#### GIVEN ENTRIES
□ □ □

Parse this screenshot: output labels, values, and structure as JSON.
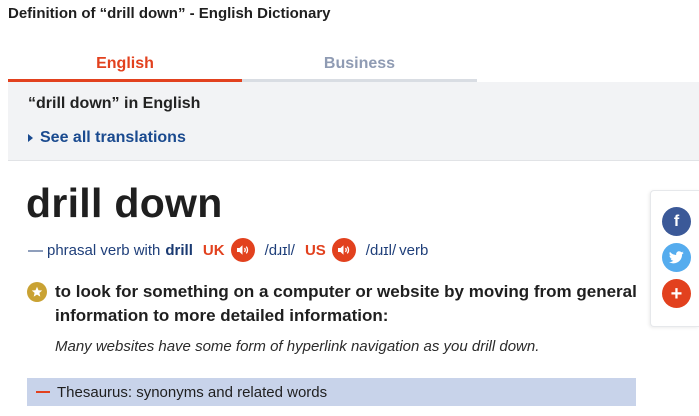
{
  "page": {
    "title": "Definition of “drill down” - English Dictionary"
  },
  "tabs": [
    {
      "label": "English",
      "active": true
    },
    {
      "label": "Business",
      "active": false
    }
  ],
  "translations": {
    "heading": "“drill down” in English",
    "see_all": "See all translations"
  },
  "entry": {
    "headword": "drill down",
    "dash": "—",
    "pos_text": "phrasal verb with",
    "base_word": "drill",
    "uk_label": "UK",
    "uk_ipa": "/dɹɪl/",
    "us_label": "US",
    "us_ipa": "/dɹɪl/",
    "us_pos": "verb",
    "definition": "to look for something on a computer or website by moving from general information to more detailed information:",
    "example": "Many websites have some form of hyperlink navigation as you drill down."
  },
  "thesaurus": {
    "label": "Thesaurus: synonyms and related words"
  },
  "social": {
    "facebook_glyph": "f",
    "plus_glyph": "+"
  },
  "icons": {
    "audio": "speaker-icon",
    "star": "star-icon",
    "caret": "caret-right-icon",
    "facebook": "facebook-icon",
    "twitter": "twitter-icon",
    "plus": "plus-icon"
  },
  "colors": {
    "accent": "#e2411e",
    "link": "#1a4a8f",
    "thesaurus_bg": "#c8d3ea",
    "facebook": "#3b5998",
    "twitter": "#55acee",
    "star": "#c9a233"
  }
}
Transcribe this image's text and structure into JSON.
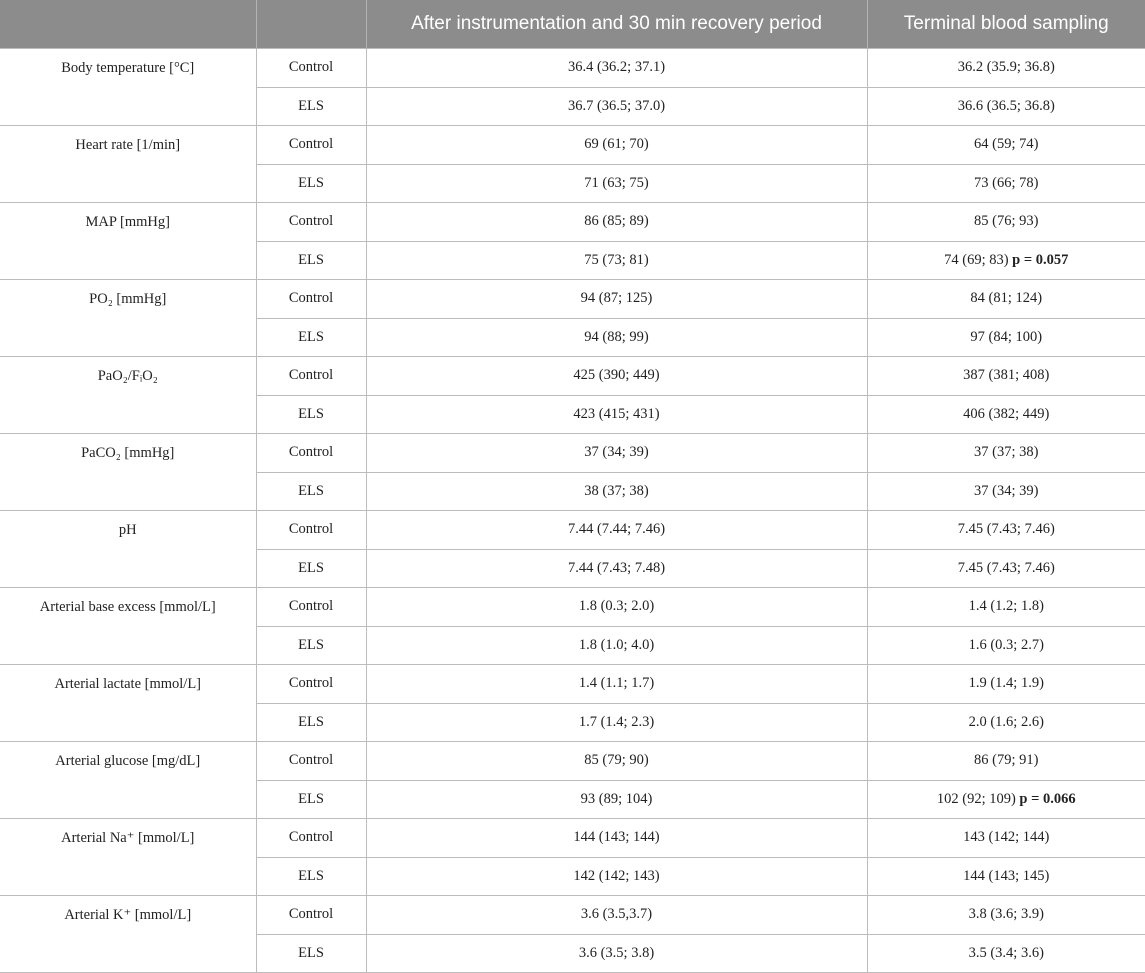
{
  "header": {
    "col1": "",
    "col2": "",
    "col3": "After instrumentation and 30 min recovery period",
    "col4": "Terminal blood sampling"
  },
  "rows": [
    {
      "param": "Body temperature [°C]",
      "control": {
        "label": "Control",
        "a": "36.4 (36.2; 37.1)",
        "b": "36.2 (35.9; 36.8)"
      },
      "els": {
        "label": "ELS",
        "a": "36.7 (36.5; 37.0)",
        "b": "36.6 (36.5; 36.8)"
      }
    },
    {
      "param": "Heart rate [1/min]",
      "control": {
        "label": "Control",
        "a": "69 (61; 70)",
        "b": "64 (59; 74)"
      },
      "els": {
        "label": "ELS",
        "a": "71 (63; 75)",
        "b": "73 (66; 78)"
      }
    },
    {
      "param": "MAP [mmHg]",
      "control": {
        "label": "Control",
        "a": "86 (85; 89)",
        "b": "85 (76; 93)"
      },
      "els": {
        "label": "ELS",
        "a": "75 (73; 81)",
        "b": "74 (69; 83)",
        "p": "p = 0.057"
      }
    },
    {
      "param": "PO₂ [mmHg]",
      "control": {
        "label": "Control",
        "a": "94 (87; 125)",
        "b": "84 (81; 124)"
      },
      "els": {
        "label": "ELS",
        "a": "94 (88; 99)",
        "b": "97 (84; 100)"
      }
    },
    {
      "param": "PaO₂/FᵢO₂",
      "control": {
        "label": "Control",
        "a": "425 (390; 449)",
        "b": "387 (381; 408)"
      },
      "els": {
        "label": "ELS",
        "a": "423 (415; 431)",
        "b": "406 (382; 449)"
      }
    },
    {
      "param": "PaCO₂ [mmHg]",
      "control": {
        "label": "Control",
        "a": "37 (34; 39)",
        "b": "37 (37; 38)"
      },
      "els": {
        "label": "ELS",
        "a": "38 (37; 38)",
        "b": "37 (34; 39)"
      }
    },
    {
      "param": "pH",
      "control": {
        "label": "Control",
        "a": "7.44 (7.44; 7.46)",
        "b": "7.45 (7.43; 7.46)"
      },
      "els": {
        "label": "ELS",
        "a": "7.44 (7.43; 7.48)",
        "b": "7.45 (7.43; 7.46)"
      }
    },
    {
      "param": "Arterial base excess [mmol/L]",
      "control": {
        "label": "Control",
        "a": "1.8 (0.3; 2.0)",
        "b": "1.4 (1.2; 1.8)"
      },
      "els": {
        "label": "ELS",
        "a": "1.8 (1.0; 4.0)",
        "b": "1.6 (0.3; 2.7)"
      }
    },
    {
      "param": "Arterial lactate [mmol/L]",
      "control": {
        "label": "Control",
        "a": "1.4 (1.1; 1.7)",
        "b": "1.9 (1.4; 1.9)"
      },
      "els": {
        "label": "ELS",
        "a": "1.7 (1.4; 2.3)",
        "b": "2.0 (1.6; 2.6)"
      }
    },
    {
      "param": "Arterial glucose [mg/dL]",
      "control": {
        "label": "Control",
        "a": "85 (79; 90)",
        "b": "86 (79; 91)"
      },
      "els": {
        "label": "ELS",
        "a": "93 (89; 104)",
        "b": "102 (92; 109)",
        "p": "p = 0.066"
      }
    },
    {
      "param": "Arterial Na⁺ [mmol/L]",
      "control": {
        "label": "Control",
        "a": "144 (143; 144)",
        "b": "143 (142; 144)"
      },
      "els": {
        "label": "ELS",
        "a": "142 (142; 143)",
        "b": "144 (143; 145)"
      }
    },
    {
      "param": "Arterial K⁺ [mmol/L]",
      "control": {
        "label": "Control",
        "a": "3.6 (3.5,3.7)",
        "b": "3.8 (3.6; 3.9)"
      },
      "els": {
        "label": "ELS",
        "a": "3.6 (3.5; 3.8)",
        "b": "3.5 (3.4; 3.6)"
      }
    }
  ]
}
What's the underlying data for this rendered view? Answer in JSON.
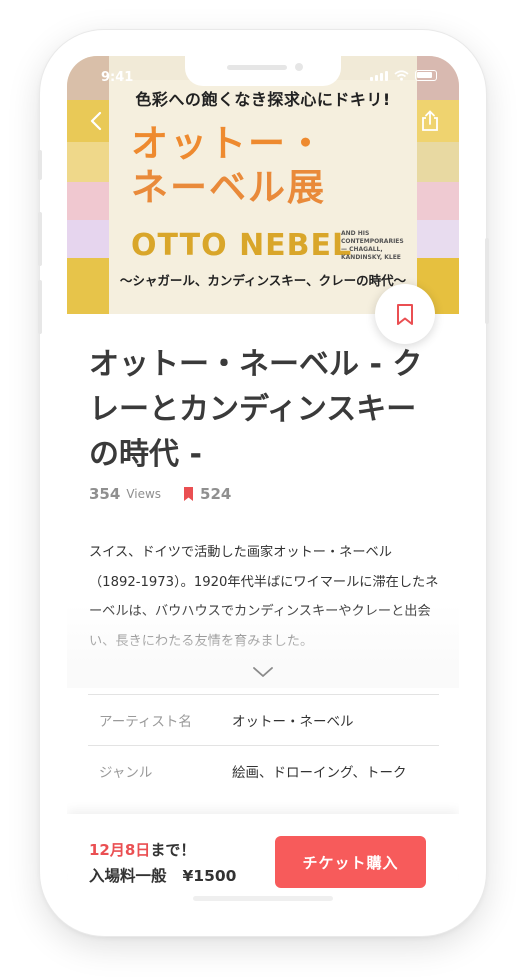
{
  "status_bar": {
    "time": "9:41"
  },
  "banner": {
    "headline": "色彩への飽くなき探求心にドキリ!",
    "title_line1": "オットー・",
    "title_line2": "ネーベル展",
    "title_latin": "OTTO NEBEL",
    "small_text": "AND HIS CONTEMPORARIES — CHAGALL, KANDINSKY, KLEE",
    "subtitle": "〜シャガール、カンディンスキー、クレーの時代〜"
  },
  "event": {
    "title": "オットー・ネーベル - クレーとカンディンスキーの時代 -",
    "views_count": "354",
    "views_label": "Views",
    "bookmark_count": "524",
    "description": "スイス、ドイツで活動した画家オットー・ネーベル（1892-1973）。1920年代半ばにワイマールに滞在したネーベルは、バウハウスでカンディンスキーやクレーと出会い、長きにわたる友情を育みました。"
  },
  "details": [
    {
      "label": "アーティスト名",
      "value": "オットー・ネーベル"
    },
    {
      "label": "ジャンル",
      "value": "絵画、ドローイング、トーク"
    }
  ],
  "purchase": {
    "deadline_date": "12月8日",
    "deadline_suffix": "まで！",
    "price_label": "入場料一般",
    "price_value": "¥1500",
    "button_label": "チケット購入"
  },
  "colors": {
    "accent": "#f75b5b",
    "deadline": "#ea4f52",
    "bookmark_icon": "#ea4f52"
  },
  "icons": [
    "back-chevron-icon",
    "share-icon",
    "bookmark-icon",
    "chevron-down-icon"
  ]
}
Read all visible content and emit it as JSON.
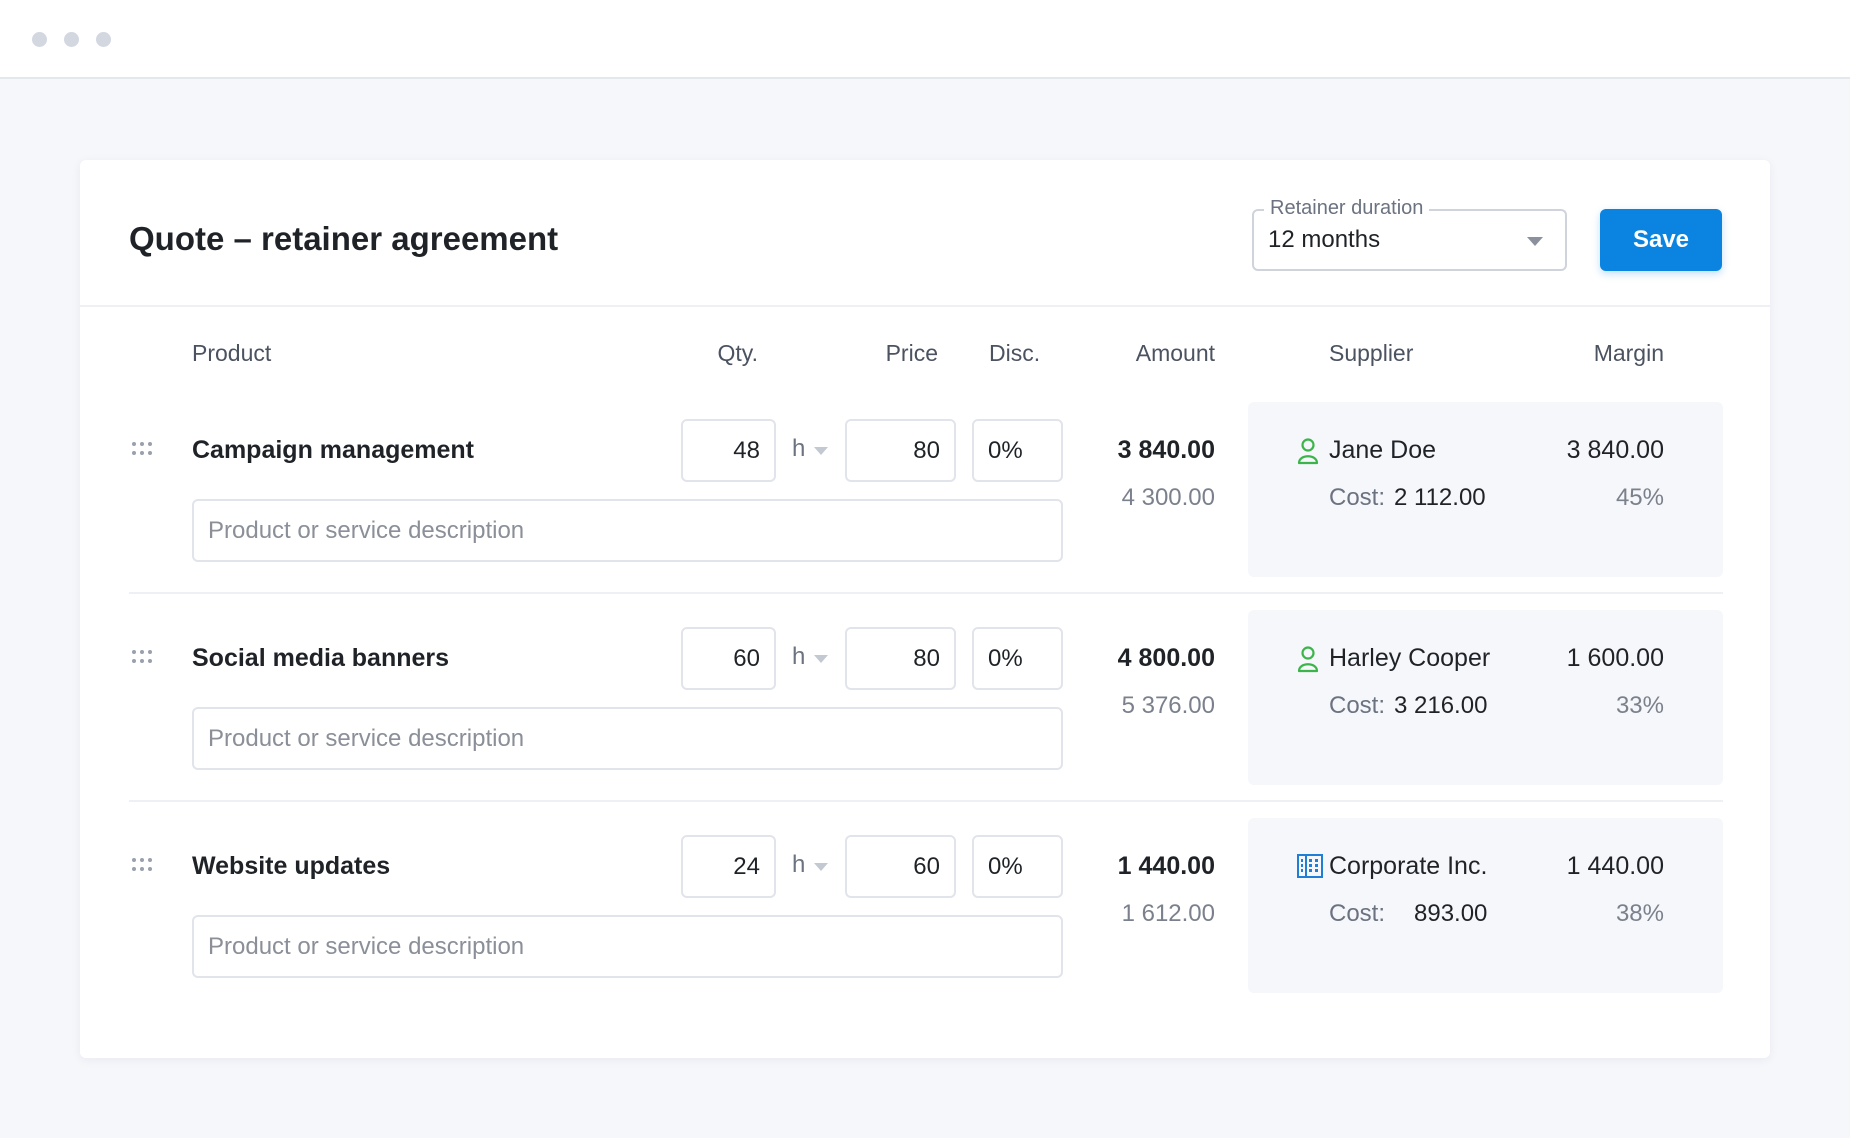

□ □ □

Every line of the data should be copied as it stands, without the images.

#### RESULT FOR THIS TASK
Parse this screenshot: output labels, values, and structure as JSON.
{
  "page": {
    "title": "Definition of “drill down” - English Dictionary"
  },
  "tabs": [
    {
      "label": "English",
      "active": true
    },
    {
      "label": "Business",
      "active": false
    }
  ],
  "translations": {
    "heading": "“drill down” in English",
    "see_all": "See all translations"
  },
  "entry": {
    "headword": "drill down",
    "dash": "—",
    "pos_text": "phrasal verb with",
    "base_word": "drill",
    "uk_label": "UK",
    "uk_ipa": "/dɹɪl/",
    "us_label": "US",
    "us_ipa": "/dɹɪl/",
    "us_pos": "verb",
    "definition": "to look for something on a computer or website by moving from general information to more detailed information:",
    "example": "Many websites have some form of hyperlink navigation as you drill down."
  },
  "thesaurus": {
    "label": "Thesaurus: synonyms and related words"
  },
  "social": {
    "facebook_glyph": "f",
    "plus_glyph": "+"
  },
  "icons": {
    "audio": "speaker-icon",
    "star": "star-icon",
    "caret": "caret-right-icon",
    "facebook": "facebook-icon",
    "twitter": "twitter-icon",
    "plus": "plus-icon"
  },
  "colors": {
    "accent": "#e2411e",
    "link": "#1a4a8f",
    "thesaurus_bg": "#c8d3ea",
    "facebook": "#3b5998",
    "twitter": "#55acee",
    "star": "#c9a233"
  }
}
Transcribe this image's text and structure into JSON.
{
  "header": {
    "col1": "",
    "col2": "",
    "col3": "After instrumentation and 30 min recovery period",
    "col4": "Terminal blood sampling"
  },
  "rows": [
    {
      "param": "Body temperature [°C]",
      "control": {
        "label": "Control",
        "a": "36.4 (36.2; 37.1)",
        "b": "36.2 (35.9; 36.8)"
      },
      "els": {
        "label": "ELS",
        "a": "36.7 (36.5; 37.0)",
        "b": "36.6 (36.5; 36.8)"
      }
    },
    {
      "param": "Heart rate [1/min]",
      "control": {
        "label": "Control",
        "a": "69 (61; 70)",
        "b": "64 (59; 74)"
      },
      "els": {
        "label": "ELS",
        "a": "71 (63; 75)",
        "b": "73 (66; 78)"
      }
    },
    {
      "param": "MAP [mmHg]",
      "control": {
        "label": "Control",
        "a": "86 (85; 89)",
        "b": "85 (76; 93)"
      },
      "els": {
        "label": "ELS",
        "a": "75 (73; 81)",
        "b": "74 (69; 83)",
        "p": "p = 0.057"
      }
    },
    {
      "param": "PO₂ [mmHg]",
      "control": {
        "label": "Control",
        "a": "94 (87; 125)",
        "b": "84 (81; 124)"
      },
      "els": {
        "label": "ELS",
        "a": "94 (88; 99)",
        "b": "97 (84; 100)"
      }
    },
    {
      "param": "PaO₂/FᵢO₂",
      "control": {
        "label": "Control",
        "a": "425 (390; 449)",
        "b": "387 (381; 408)"
      },
      "els": {
        "label": "ELS",
        "a": "423 (415; 431)",
        "b": "406 (382; 449)"
      }
    },
    {
      "param": "PaCO₂ [mmHg]",
      "control": {
        "label": "Control",
        "a": "37 (34; 39)",
        "b": "37 (37; 38)"
      },
      "els": {
        "label": "ELS",
        "a": "38 (37; 38)",
        "b": "37 (34; 39)"
      }
    },
    {
      "param": "pH",
      "control": {
        "label": "Control",
        "a": "7.44 (7.44; 7.46)",
        "b": "7.45 (7.43; 7.46)"
      },
      "els": {
        "label": "ELS",
        "a": "7.44 (7.43; 7.48)",
        "b": "7.45 (7.43; 7.46)"
      }
    },
    {
      "param": "Arterial base excess [mmol/L]",
      "control": {
        "label": "Control",
        "a": "1.8 (0.3; 2.0)",
        "b": "1.4 (1.2; 1.8)"
      },
      "els": {
        "label": "ELS",
        "a": "1.8 (1.0; 4.0)",
        "b": "1.6 (0.3; 2.7)"
      }
    },
    {
      "param": "Arterial lactate [mmol/L]",
      "control": {
        "label": "Control",
        "a": "1.4 (1.1; 1.7)",
        "b": "1.9 (1.4; 1.9)"
      },
      "els": {
        "label": "ELS",
        "a": "1.7 (1.4; 2.3)",
        "b": "2.0 (1.6; 2.6)"
      }
    },
    {
      "param": "Arterial glucose [mg/dL]",
      "control": {
        "label": "Control",
        "a": "85 (79; 90)",
        "b": "86 (79; 91)"
      },
      "els": {
        "label": "ELS",
        "a": "93 (89; 104)",
        "b": "102 (92; 109)",
        "p": "p = 0.066"
      }
    },
    {
      "param": "Arterial Na⁺ [mmol/L]",
      "control": {
        "label": "Control",
        "a": "144 (143; 144)",
        "b": "143 (142; 144)"
      },
      "els": {
        "label": "ELS",
        "a": "142 (142; 143)",
        "b": "144 (143; 145)"
      }
    },
    {
      "param": "Arterial K⁺ [mmol/L]",
      "control": {
        "label": "Control",
        "a": "3.6 (3.5,3.7)",
        "b": "3.8 (3.6; 3.9)"
      },
      "els": {
        "label": "ELS",
        "a": "3.6 (3.5; 3.8)",
        "b": "3.5 (3.4; 3.6)"
      }
    }
  ]
}
What's the underlying data for this rendered view? Answer in JSON.
{
  "status_bar": {
    "time": "9:41"
  },
  "banner": {
    "headline": "色彩への飽くなき探求心にドキリ!",
    "title_line1": "オットー・",
    "title_line2": "ネーベル展",
    "title_latin": "OTTO NEBEL",
    "small_text": "AND HIS CONTEMPORARIES — CHAGALL, KANDINSKY, KLEE",
    "subtitle": "〜シャガール、カンディンスキー、クレーの時代〜"
  },
  "event": {
    "title": "オットー・ネーベル - クレーとカンディンスキーの時代 -",
    "views_count": "354",
    "views_label": "Views",
    "bookmark_count": "524",
    "description": "スイス、ドイツで活動した画家オットー・ネーベル（1892-1973）。1920年代半ばにワイマールに滞在したネーベルは、バウハウスでカンディンスキーやクレーと出会い、長きにわたる友情を育みました。"
  },
  "details": [
    {
      "label": "アーティスト名",
      "value": "オットー・ネーベル"
    },
    {
      "label": "ジャンル",
      "value": "絵画、ドローイング、トーク"
    }
  ],
  "purchase": {
    "deadline_date": "12月8日",
    "deadline_suffix": "まで！",
    "price_label": "入場料一般",
    "price_value": "¥1500",
    "button_label": "チケット購入"
  },
  "colors": {
    "accent": "#f75b5b",
    "deadline": "#ea4f52",
    "bookmark_icon": "#ea4f52"
  },
  "icons": [
    "back-chevron-icon",
    "share-icon",
    "bookmark-icon",
    "chevron-down-icon"
  ]
}
Read all visible content and emit it as JSON.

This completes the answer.